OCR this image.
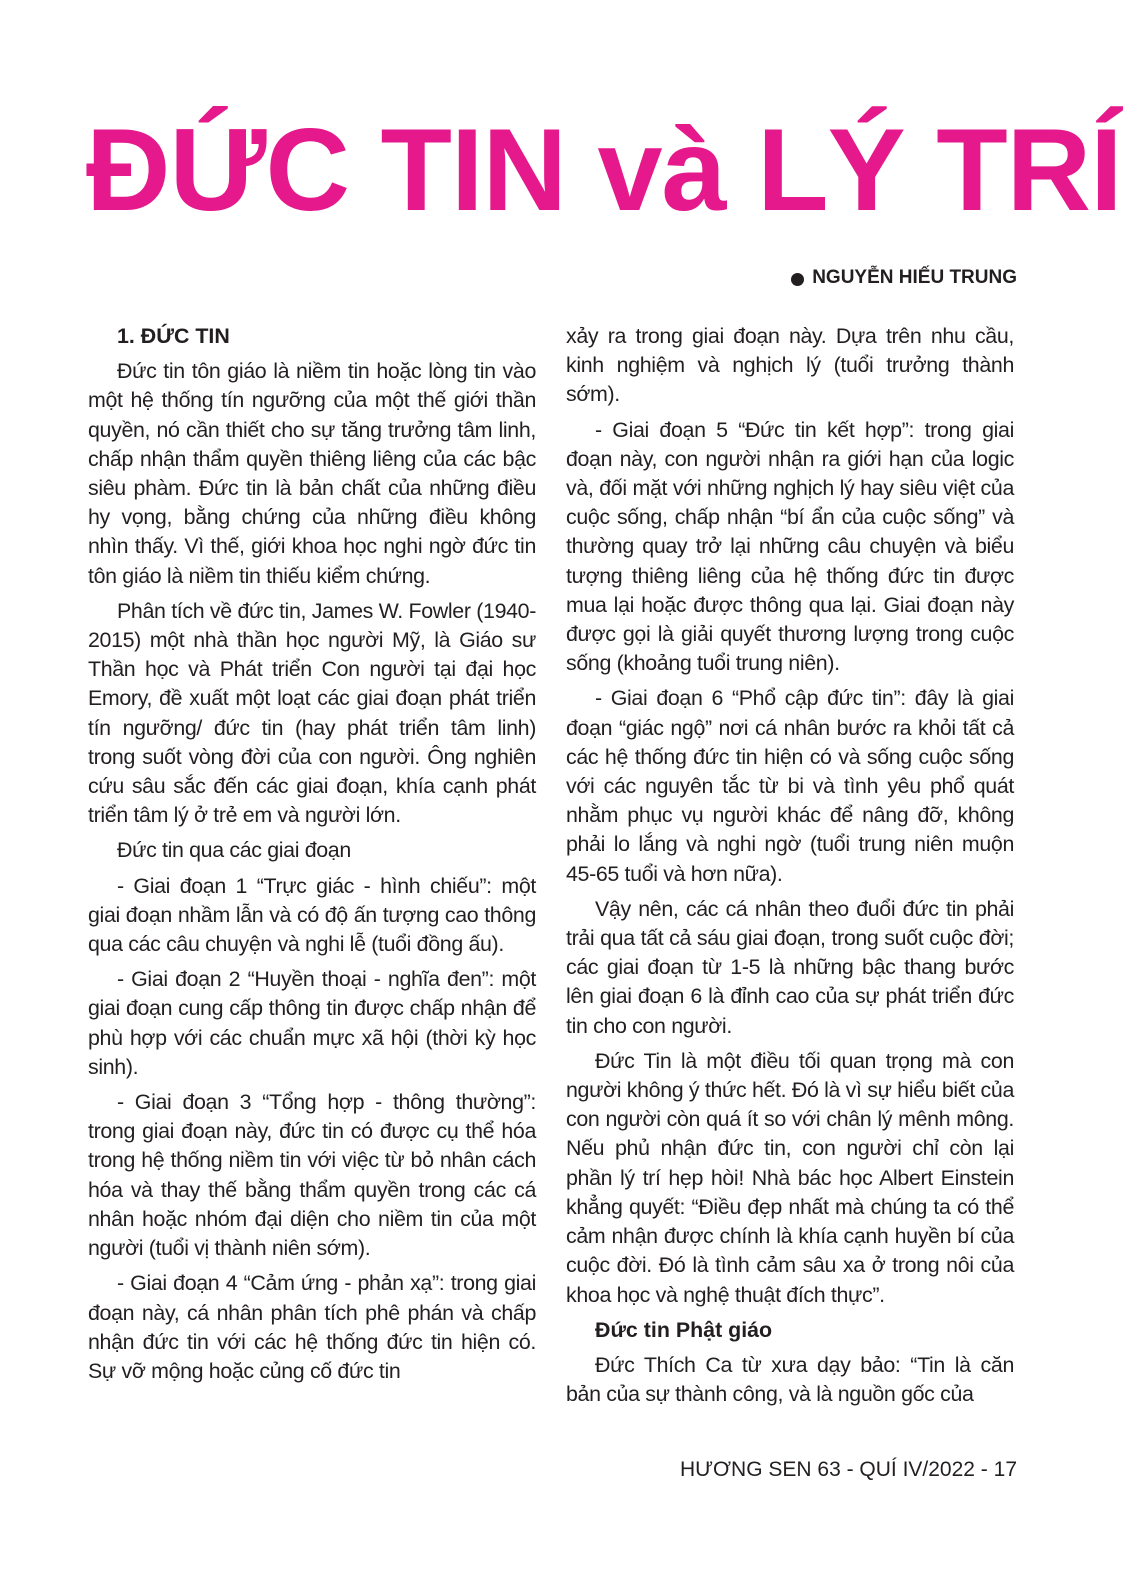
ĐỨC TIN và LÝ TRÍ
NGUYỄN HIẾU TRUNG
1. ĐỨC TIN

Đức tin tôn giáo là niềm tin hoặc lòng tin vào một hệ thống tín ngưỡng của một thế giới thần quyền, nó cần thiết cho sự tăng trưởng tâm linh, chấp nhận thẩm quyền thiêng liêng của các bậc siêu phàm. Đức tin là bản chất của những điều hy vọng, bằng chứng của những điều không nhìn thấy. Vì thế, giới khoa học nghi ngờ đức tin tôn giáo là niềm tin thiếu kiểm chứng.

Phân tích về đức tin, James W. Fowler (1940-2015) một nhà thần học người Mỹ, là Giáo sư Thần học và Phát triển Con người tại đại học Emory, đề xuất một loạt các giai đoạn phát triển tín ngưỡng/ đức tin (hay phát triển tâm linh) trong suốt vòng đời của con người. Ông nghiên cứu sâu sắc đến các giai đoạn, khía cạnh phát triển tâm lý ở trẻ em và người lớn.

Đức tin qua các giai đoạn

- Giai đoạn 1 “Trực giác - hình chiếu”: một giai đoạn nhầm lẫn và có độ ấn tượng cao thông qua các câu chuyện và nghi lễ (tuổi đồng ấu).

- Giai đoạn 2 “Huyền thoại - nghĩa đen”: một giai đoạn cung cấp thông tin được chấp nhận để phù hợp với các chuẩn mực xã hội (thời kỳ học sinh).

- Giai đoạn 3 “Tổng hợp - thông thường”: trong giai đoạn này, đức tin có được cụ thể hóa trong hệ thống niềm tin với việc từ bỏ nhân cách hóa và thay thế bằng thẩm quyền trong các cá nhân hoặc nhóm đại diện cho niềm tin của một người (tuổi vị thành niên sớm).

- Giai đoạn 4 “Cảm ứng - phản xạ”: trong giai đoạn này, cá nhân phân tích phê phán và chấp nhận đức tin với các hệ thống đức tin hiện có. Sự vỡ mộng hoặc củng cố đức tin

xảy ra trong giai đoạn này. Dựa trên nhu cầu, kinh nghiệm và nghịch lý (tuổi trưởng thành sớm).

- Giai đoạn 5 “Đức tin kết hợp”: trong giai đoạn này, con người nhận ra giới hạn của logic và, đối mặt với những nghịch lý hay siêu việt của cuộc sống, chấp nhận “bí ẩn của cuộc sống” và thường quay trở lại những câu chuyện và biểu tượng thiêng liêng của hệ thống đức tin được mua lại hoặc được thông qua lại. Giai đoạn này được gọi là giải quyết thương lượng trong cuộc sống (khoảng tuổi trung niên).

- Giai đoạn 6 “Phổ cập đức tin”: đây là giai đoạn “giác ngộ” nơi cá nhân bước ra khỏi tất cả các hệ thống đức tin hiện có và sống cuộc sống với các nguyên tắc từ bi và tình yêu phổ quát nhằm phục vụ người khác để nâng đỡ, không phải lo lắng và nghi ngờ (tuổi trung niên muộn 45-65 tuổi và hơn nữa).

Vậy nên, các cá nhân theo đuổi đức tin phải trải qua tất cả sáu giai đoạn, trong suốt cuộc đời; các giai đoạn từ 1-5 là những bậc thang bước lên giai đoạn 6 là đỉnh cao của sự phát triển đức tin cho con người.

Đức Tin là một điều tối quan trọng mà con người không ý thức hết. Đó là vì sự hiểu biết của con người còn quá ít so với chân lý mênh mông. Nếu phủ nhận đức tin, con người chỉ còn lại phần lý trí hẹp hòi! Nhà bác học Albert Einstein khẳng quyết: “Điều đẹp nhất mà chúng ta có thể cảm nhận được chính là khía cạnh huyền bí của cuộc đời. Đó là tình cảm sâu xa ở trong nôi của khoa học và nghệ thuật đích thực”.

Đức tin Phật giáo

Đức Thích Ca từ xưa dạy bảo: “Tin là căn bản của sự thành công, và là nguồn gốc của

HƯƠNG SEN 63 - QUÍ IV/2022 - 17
· · · ·
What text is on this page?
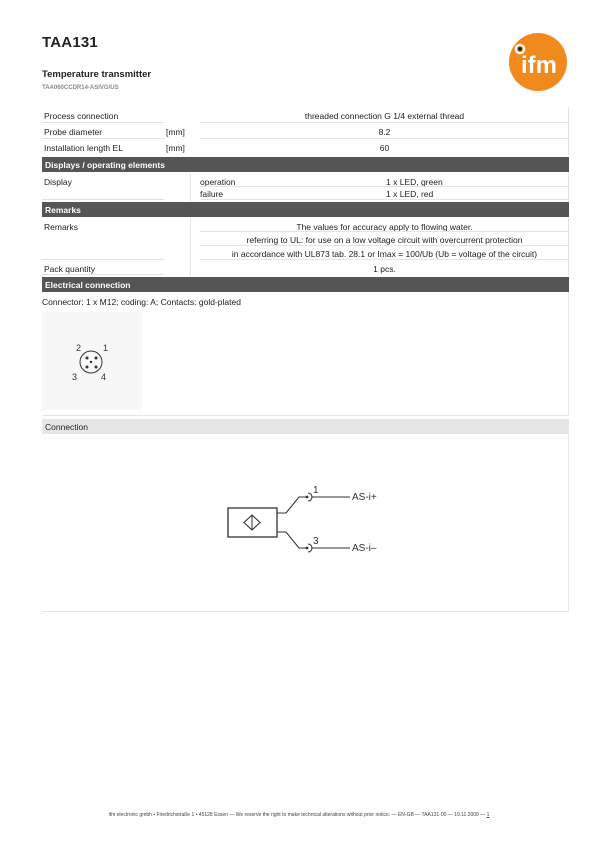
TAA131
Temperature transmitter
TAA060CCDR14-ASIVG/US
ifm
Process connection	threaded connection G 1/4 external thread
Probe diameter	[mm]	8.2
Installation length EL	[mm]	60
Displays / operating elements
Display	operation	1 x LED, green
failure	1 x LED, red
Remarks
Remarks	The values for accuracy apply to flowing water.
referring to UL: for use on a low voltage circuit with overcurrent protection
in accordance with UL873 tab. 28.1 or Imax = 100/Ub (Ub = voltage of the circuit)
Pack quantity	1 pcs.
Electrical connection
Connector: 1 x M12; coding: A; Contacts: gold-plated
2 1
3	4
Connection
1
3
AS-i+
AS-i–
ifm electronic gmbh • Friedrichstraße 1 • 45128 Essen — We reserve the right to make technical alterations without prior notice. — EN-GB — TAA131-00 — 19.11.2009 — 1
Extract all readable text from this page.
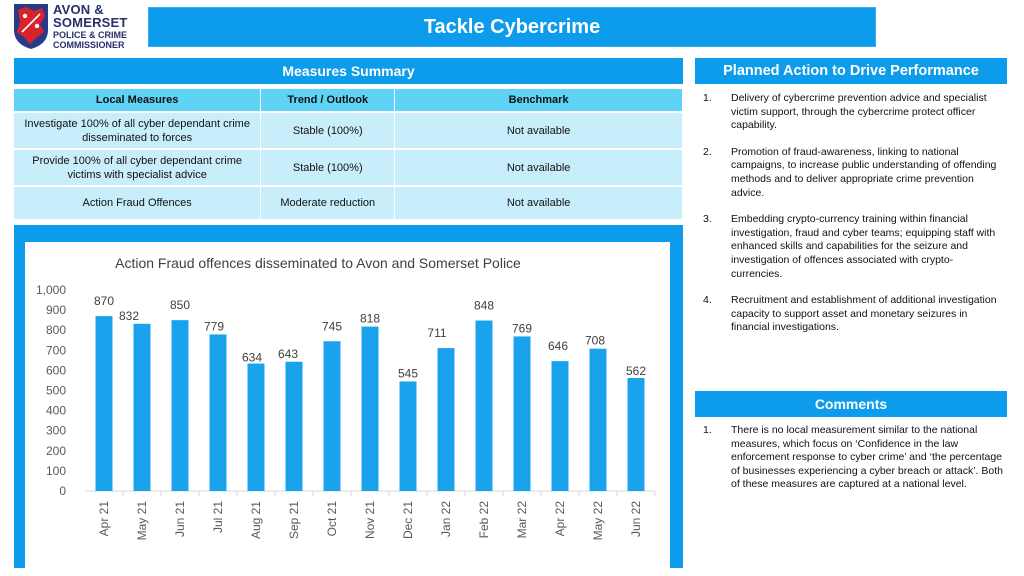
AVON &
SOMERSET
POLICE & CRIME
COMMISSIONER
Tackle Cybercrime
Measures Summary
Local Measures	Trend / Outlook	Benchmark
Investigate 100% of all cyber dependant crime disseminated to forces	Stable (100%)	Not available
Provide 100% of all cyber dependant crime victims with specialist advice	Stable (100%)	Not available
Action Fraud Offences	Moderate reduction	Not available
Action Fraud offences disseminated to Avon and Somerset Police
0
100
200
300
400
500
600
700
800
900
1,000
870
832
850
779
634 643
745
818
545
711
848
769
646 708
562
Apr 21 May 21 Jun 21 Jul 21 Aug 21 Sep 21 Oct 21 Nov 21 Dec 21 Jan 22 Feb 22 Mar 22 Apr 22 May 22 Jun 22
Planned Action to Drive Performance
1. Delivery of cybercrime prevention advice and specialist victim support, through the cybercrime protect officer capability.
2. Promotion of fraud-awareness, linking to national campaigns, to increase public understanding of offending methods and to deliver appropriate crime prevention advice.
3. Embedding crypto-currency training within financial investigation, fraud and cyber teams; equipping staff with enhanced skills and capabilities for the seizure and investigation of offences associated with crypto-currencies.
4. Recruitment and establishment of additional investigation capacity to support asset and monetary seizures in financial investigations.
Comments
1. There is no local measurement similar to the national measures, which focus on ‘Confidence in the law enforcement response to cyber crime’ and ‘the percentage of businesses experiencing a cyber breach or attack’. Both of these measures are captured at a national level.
· · · ·
- [Aim]
Each line containing the word "cạnh" counts once; report the total alone.

- [Complete output]
2